[Begin]
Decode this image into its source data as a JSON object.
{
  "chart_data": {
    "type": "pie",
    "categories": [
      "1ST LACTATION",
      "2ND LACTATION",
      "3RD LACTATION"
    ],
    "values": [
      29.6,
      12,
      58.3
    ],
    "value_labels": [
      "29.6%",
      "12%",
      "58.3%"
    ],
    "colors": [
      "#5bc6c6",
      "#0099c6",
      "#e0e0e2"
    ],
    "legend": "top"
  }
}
[End]
- [What you will do]: All lines holding the word "LACTATION" should be picked out and copied.

- [Task result]:
      "1ST LACTATION",
      "2ND LACTATION",
      "3RD LACTATION"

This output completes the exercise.